_TASK INPUT_:
-----
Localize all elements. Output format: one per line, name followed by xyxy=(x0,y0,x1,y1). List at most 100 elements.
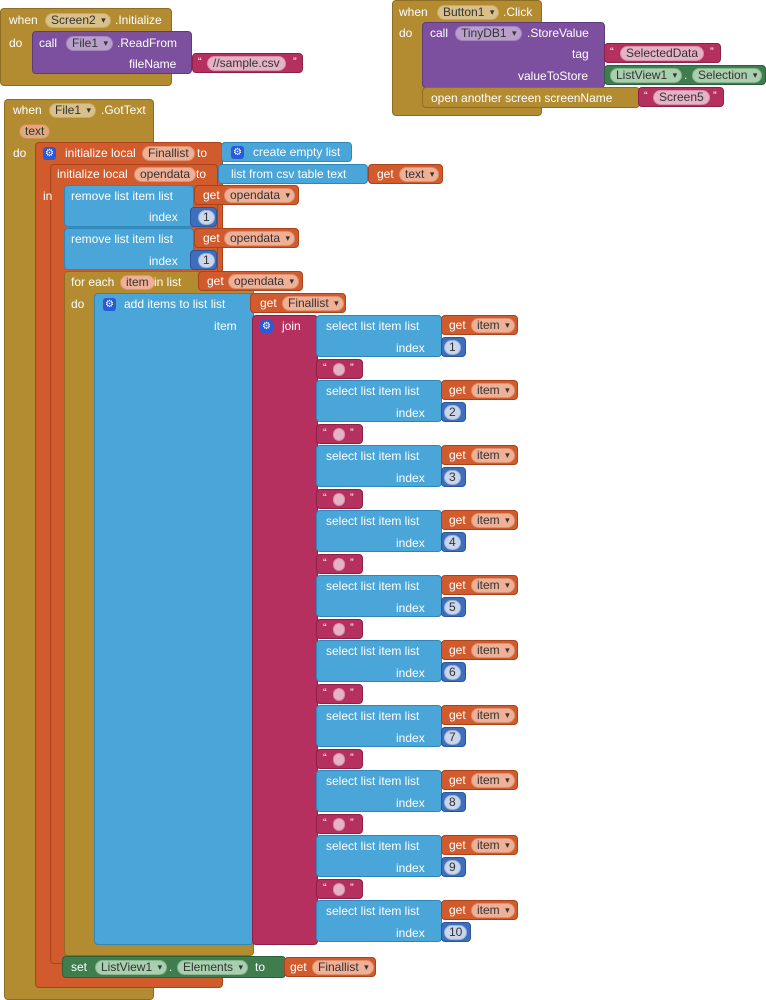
item-variable-dropdown[interactable]: item xyxy=(471,903,515,918)
finallist-variable-dropdown[interactable]: Finallist xyxy=(282,296,344,311)
screen2-dropdown[interactable]: Screen2 xyxy=(45,13,111,28)
text-variable-dropdown[interactable]: text xyxy=(399,167,440,182)
number-block[interactable]: 1 xyxy=(190,250,217,270)
get-finallist-block[interactable]: get Finallist xyxy=(284,957,376,977)
select-list-item-block[interactable]: select list item list index xyxy=(316,315,442,357)
item-variable-dropdown[interactable]: item xyxy=(471,513,515,528)
item-variable-dropdown[interactable]: item xyxy=(471,318,515,333)
index-number-field[interactable]: 6 xyxy=(444,665,461,680)
index-number-field[interactable]: 7 xyxy=(444,730,461,745)
file1-dropdown[interactable]: File1 xyxy=(66,36,114,51)
item-variable-dropdown[interactable]: item xyxy=(471,448,515,463)
screenname-text-block[interactable]: “ Screen5 ” xyxy=(638,87,724,107)
number-block[interactable]: 2 xyxy=(441,402,466,422)
empty-text-block[interactable]: “” xyxy=(316,554,363,574)
mutator-gear-icon[interactable]: ⚙ xyxy=(103,298,116,311)
listview1-dropdown[interactable]: ListView1 xyxy=(610,68,683,83)
file-readfrom-call-block[interactable]: call File1 .ReadFrom fileName xyxy=(32,31,192,74)
empty-text-field[interactable] xyxy=(333,363,345,376)
index-number-field[interactable]: 3 xyxy=(444,470,461,485)
opendata-variable-dropdown[interactable]: opendata xyxy=(228,274,300,289)
index-number-field[interactable]: 4 xyxy=(444,535,461,550)
select-list-item-block[interactable]: select list item list index xyxy=(316,380,442,422)
filename-text-block[interactable]: “ //sample.csv ” xyxy=(192,53,303,73)
button1-dropdown[interactable]: Button1 xyxy=(437,5,500,20)
index-number-field[interactable]: 9 xyxy=(444,860,461,875)
join-block[interactable]: ⚙ join xyxy=(252,315,318,945)
empty-text-block[interactable]: “” xyxy=(316,814,363,834)
mutator-gear-icon[interactable]: ⚙ xyxy=(231,146,244,159)
item-variable-dropdown[interactable]: item xyxy=(471,838,515,853)
elements-dropdown[interactable]: Elements xyxy=(177,960,249,975)
empty-text-field[interactable] xyxy=(333,753,345,766)
screenname-text-field[interactable]: Screen5 xyxy=(653,90,710,105)
set-listview-elements-block[interactable]: set ListView1 . Elements to xyxy=(62,956,286,978)
get-item-block[interactable]: get item xyxy=(441,835,518,855)
listview-selection-getter-block[interactable]: ListView1 . Selection xyxy=(604,65,766,85)
select-list-item-block[interactable]: select list item list index xyxy=(316,705,442,747)
empty-text-field[interactable] xyxy=(333,623,345,636)
empty-text-field[interactable] xyxy=(333,493,345,506)
number-block[interactable]: 9 xyxy=(441,857,466,877)
get-item-block[interactable]: get item xyxy=(441,315,518,335)
tag-text-field[interactable]: SelectedData xyxy=(620,46,705,61)
get-item-block[interactable]: get item xyxy=(441,770,518,790)
opendata-variable-dropdown[interactable]: opendata xyxy=(224,188,296,203)
opendata-name-field[interactable]: opendata xyxy=(134,167,197,182)
item-variable-dropdown[interactable]: item xyxy=(471,383,515,398)
get-item-block[interactable]: get item xyxy=(441,705,518,725)
tinydb-storevalue-call-block[interactable]: call TinyDB1 .StoreValue tag valueToStor… xyxy=(422,22,605,88)
number-block[interactable]: 7 xyxy=(441,727,466,747)
number-block[interactable]: 6 xyxy=(441,662,466,682)
get-item-block[interactable]: get item xyxy=(441,575,518,595)
index-number-field[interactable]: 5 xyxy=(444,600,461,615)
remove-list-item-block[interactable]: remove list item list index xyxy=(64,185,194,227)
number-block[interactable]: 1 xyxy=(190,207,217,227)
item-variable-dropdown[interactable]: item xyxy=(471,643,515,658)
get-opendata-block[interactable]: get opendata xyxy=(198,271,303,291)
item-variable-dropdown[interactable]: item xyxy=(471,773,515,788)
select-list-item-block[interactable]: select list item list index xyxy=(316,770,442,812)
get-finallist-block[interactable]: get Finallist xyxy=(250,293,346,313)
list-from-csv-table-block[interactable]: list from csv table text xyxy=(218,164,368,184)
get-text-block[interactable]: get text xyxy=(368,164,443,184)
opendata-variable-dropdown[interactable]: opendata xyxy=(224,231,296,246)
get-item-block[interactable]: get item xyxy=(441,510,518,530)
empty-text-block[interactable]: “” xyxy=(316,619,363,639)
listview1-dropdown[interactable]: ListView1 xyxy=(95,960,168,975)
empty-text-block[interactable]: “” xyxy=(316,424,363,444)
index-number-field[interactable]: 8 xyxy=(444,795,461,810)
remove-list-item-block[interactable]: remove list item list index xyxy=(64,228,194,270)
tinydb1-dropdown[interactable]: TinyDB1 xyxy=(455,26,522,41)
selection-dropdown[interactable]: Selection xyxy=(692,68,763,83)
get-opendata-block[interactable]: get opendata xyxy=(194,185,299,205)
index-number-field[interactable]: 1 xyxy=(444,340,461,355)
get-item-block[interactable]: get item xyxy=(441,380,518,400)
select-list-item-block[interactable]: select list item list index xyxy=(316,510,442,552)
empty-text-block[interactable]: “” xyxy=(316,879,363,899)
empty-text-block[interactable]: “” xyxy=(316,489,363,509)
empty-text-block[interactable]: “” xyxy=(316,359,363,379)
empty-text-field[interactable] xyxy=(333,428,345,441)
select-list-item-block[interactable]: select list item list index xyxy=(316,900,442,942)
empty-text-block[interactable]: “” xyxy=(316,749,363,769)
number-field[interactable]: 1 xyxy=(198,253,215,268)
empty-text-field[interactable] xyxy=(333,688,345,701)
item-variable-dropdown[interactable]: item xyxy=(471,578,515,593)
number-block[interactable]: 5 xyxy=(441,597,466,617)
number-block[interactable]: 10 xyxy=(441,922,471,942)
add-items-to-list-block[interactable]: ⚙ add items to list list item xyxy=(94,293,254,945)
text-parameter[interactable]: text xyxy=(19,124,51,139)
empty-text-block[interactable]: “” xyxy=(316,684,363,704)
select-list-item-block[interactable]: select list item list index xyxy=(316,445,442,487)
file1-dropdown[interactable]: File1 xyxy=(49,103,97,118)
item-name-field[interactable]: item xyxy=(120,275,155,290)
get-opendata-block[interactable]: get opendata xyxy=(194,228,299,248)
finallist-name-field[interactable]: Finallist xyxy=(142,146,195,161)
select-list-item-block[interactable]: select list item list index xyxy=(316,835,442,877)
index-number-field[interactable]: 10 xyxy=(444,925,468,940)
number-block[interactable]: 8 xyxy=(441,792,466,812)
tag-text-block[interactable]: “ SelectedData ” xyxy=(604,43,721,63)
open-another-screen-block[interactable]: open another screen screenName xyxy=(422,87,640,108)
number-block[interactable]: 1 xyxy=(441,337,466,357)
-----
_TASK DIRECTIONS_:
Pull out every line of the material above that contains the string "elements".

_ANSWER TO THIS PROBLEM_:
Localize all elements. Output format: one per line, name followed by xyxy=(x0,y0,x1,y1). List at most 100 elements.
elements-dropdown[interactable]: Elements xyxy=(177,960,249,975)
set-listview-elements-block[interactable]: set ListView1 . Elements to xyxy=(62,956,286,978)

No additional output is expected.